> **EXERCISE**
Give only the number of lines in the data that include the string "respuestas".

> **DATA PROVIDED**

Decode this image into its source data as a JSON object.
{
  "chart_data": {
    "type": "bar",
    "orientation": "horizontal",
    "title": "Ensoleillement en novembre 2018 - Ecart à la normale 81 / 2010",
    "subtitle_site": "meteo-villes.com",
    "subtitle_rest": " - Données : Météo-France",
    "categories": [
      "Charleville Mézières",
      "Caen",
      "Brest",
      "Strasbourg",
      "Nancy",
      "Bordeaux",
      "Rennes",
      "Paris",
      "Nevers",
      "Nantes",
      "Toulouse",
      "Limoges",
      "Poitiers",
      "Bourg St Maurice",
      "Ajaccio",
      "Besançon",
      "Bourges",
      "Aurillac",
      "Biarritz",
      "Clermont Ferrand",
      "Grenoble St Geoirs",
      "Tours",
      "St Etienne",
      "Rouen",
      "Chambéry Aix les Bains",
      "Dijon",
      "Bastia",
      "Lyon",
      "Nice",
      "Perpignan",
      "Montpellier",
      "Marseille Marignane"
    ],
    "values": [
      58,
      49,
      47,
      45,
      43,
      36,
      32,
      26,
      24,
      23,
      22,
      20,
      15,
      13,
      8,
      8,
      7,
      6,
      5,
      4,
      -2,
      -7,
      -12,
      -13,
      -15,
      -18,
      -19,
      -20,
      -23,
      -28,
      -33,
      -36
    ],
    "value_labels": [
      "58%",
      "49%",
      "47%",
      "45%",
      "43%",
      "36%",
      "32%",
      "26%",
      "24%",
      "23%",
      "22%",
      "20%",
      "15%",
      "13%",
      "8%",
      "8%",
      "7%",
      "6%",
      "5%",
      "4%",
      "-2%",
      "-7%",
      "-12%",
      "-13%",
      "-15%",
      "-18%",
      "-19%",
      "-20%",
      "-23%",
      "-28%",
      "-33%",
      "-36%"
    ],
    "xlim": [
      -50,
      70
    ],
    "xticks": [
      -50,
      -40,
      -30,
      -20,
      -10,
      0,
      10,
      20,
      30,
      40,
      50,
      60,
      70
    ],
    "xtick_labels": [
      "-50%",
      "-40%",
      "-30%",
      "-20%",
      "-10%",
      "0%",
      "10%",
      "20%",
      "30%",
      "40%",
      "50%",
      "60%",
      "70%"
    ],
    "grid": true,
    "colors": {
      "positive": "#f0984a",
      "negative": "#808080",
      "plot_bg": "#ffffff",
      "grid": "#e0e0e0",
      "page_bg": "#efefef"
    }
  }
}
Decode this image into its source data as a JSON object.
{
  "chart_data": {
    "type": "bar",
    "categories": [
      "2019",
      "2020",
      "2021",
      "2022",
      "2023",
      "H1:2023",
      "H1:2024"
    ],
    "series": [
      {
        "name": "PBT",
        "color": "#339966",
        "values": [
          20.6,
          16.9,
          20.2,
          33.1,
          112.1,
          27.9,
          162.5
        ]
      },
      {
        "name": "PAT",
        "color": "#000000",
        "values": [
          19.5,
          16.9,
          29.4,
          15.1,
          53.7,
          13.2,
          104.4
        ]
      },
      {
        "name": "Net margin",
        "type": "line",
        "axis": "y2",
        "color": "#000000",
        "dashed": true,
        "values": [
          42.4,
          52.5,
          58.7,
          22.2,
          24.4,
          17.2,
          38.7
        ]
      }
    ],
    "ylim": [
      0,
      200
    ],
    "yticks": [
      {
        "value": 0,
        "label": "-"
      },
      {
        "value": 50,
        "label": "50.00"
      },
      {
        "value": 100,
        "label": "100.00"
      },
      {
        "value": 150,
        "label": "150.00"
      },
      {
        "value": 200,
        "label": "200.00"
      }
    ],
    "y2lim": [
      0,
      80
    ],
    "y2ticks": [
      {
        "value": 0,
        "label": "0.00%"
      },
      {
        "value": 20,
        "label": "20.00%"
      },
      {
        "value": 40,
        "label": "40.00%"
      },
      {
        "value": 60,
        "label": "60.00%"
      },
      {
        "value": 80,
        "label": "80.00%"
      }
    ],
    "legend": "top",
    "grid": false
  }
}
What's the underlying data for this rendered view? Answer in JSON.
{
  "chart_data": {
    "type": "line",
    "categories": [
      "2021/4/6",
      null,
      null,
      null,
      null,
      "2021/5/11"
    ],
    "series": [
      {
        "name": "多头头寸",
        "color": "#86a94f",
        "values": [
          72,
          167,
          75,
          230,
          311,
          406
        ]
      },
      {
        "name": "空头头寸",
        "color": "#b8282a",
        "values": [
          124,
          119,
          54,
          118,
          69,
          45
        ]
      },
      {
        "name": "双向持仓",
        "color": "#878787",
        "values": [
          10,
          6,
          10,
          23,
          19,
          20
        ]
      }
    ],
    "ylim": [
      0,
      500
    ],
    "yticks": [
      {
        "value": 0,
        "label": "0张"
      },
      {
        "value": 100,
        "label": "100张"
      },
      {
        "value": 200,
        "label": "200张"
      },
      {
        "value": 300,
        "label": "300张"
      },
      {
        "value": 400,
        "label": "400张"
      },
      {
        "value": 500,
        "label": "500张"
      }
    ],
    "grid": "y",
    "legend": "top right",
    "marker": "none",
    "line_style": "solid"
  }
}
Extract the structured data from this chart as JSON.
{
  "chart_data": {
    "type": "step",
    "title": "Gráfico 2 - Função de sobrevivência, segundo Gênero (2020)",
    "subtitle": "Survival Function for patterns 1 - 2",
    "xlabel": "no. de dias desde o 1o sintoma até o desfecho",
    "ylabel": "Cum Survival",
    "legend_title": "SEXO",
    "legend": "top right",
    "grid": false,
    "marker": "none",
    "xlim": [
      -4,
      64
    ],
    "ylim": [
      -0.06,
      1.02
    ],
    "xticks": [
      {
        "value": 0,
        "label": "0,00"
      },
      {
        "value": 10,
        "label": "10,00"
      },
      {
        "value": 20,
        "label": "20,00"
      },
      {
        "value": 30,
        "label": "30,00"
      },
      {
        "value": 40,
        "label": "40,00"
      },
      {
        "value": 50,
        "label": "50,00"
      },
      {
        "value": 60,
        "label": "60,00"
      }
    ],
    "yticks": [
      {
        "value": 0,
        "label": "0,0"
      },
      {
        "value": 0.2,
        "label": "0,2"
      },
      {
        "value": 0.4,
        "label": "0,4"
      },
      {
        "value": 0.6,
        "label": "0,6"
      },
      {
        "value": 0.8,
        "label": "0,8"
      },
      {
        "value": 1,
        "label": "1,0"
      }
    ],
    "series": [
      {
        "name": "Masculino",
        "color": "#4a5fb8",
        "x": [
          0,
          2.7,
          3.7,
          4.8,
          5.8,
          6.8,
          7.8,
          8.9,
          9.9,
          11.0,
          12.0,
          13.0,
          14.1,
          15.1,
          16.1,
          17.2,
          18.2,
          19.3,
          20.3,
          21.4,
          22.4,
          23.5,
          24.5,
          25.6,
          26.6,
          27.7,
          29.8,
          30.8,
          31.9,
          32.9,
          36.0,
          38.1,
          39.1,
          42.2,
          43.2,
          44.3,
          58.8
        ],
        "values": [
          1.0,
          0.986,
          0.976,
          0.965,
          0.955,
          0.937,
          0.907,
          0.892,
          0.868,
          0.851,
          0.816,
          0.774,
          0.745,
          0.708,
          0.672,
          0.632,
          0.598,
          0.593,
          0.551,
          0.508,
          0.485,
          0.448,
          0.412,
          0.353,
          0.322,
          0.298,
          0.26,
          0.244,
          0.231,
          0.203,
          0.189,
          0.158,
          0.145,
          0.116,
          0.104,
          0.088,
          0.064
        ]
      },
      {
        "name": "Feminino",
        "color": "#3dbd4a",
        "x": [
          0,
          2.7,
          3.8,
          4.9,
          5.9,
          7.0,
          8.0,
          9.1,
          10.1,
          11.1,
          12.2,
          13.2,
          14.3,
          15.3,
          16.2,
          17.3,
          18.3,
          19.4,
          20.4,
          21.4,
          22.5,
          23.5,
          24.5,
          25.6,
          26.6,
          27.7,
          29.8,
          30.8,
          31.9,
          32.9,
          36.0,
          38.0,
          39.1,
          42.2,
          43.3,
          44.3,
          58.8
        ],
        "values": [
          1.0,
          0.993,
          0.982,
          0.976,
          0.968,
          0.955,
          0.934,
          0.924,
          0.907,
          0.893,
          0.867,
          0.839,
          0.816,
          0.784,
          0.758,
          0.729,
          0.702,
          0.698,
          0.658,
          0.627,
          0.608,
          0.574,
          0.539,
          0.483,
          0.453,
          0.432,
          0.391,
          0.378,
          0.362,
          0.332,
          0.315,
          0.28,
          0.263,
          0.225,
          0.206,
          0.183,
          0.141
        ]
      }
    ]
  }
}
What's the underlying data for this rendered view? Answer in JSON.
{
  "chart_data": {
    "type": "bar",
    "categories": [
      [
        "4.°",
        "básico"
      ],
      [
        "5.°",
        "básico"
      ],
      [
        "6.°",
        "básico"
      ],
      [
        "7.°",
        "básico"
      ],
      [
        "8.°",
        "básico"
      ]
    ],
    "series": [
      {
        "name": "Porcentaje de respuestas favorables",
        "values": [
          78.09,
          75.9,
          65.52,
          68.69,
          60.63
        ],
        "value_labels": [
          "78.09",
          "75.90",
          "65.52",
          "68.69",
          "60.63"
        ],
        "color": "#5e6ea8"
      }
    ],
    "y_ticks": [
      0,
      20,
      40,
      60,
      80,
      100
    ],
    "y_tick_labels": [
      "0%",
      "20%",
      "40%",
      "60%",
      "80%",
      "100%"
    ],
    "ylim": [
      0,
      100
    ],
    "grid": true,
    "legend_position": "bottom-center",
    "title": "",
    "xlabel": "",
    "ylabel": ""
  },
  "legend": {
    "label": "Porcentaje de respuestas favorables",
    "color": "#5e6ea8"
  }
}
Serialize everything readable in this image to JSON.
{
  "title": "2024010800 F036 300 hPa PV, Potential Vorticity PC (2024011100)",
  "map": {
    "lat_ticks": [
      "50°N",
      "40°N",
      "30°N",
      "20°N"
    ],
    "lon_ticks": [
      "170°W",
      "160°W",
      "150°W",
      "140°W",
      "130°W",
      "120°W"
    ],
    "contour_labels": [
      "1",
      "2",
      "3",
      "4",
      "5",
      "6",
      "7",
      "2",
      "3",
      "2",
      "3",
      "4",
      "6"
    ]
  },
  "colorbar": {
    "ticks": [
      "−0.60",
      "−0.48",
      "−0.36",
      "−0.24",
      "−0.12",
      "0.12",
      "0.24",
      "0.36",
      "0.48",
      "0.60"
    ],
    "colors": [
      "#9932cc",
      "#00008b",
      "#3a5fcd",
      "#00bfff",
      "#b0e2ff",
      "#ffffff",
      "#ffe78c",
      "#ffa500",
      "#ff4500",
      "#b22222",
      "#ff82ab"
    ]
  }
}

> **EXERCISE RESPONSE**
2